____ INPUT ROWS
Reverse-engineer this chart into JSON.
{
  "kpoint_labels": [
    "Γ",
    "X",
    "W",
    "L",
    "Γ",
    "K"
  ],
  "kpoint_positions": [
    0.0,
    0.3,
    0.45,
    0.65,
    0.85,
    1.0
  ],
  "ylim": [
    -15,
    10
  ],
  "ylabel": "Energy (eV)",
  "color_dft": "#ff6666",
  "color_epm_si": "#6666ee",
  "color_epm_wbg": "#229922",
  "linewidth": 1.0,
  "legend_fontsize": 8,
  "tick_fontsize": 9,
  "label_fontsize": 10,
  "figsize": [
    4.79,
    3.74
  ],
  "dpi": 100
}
________
• _EXERCISE DIRECTIONS_
Reproduce the material verbatim, line by line.

• _ANSWER TO THE PROBLEM_
Reverse-engineer this chart into JSON.
{
  "kpoint_labels": [
    "Γ",
    "X",
    "W",
    "L",
    "Γ",
    "K"
  ],
  "kpoint_positions": [
    0.0,
    0.3,
    0.45,
    0.65,
    0.85,
    1.0
  ],
  "ylim": [
    -15,
    10
  ],
  "ylabel": "Energy (eV)",
  "color_dft": "#ff6666",
  "color_epm_si": "#6666ee",
  "color_epm_wbg": "#229922",
  "linewidth": 1.0,
  "legend_fontsize": 8,
  "tick_fontsize": 9,
  "label_fontsize": 10,
  "figsize": [
    4.79,
    3.74
  ],
  "dpi": 100
}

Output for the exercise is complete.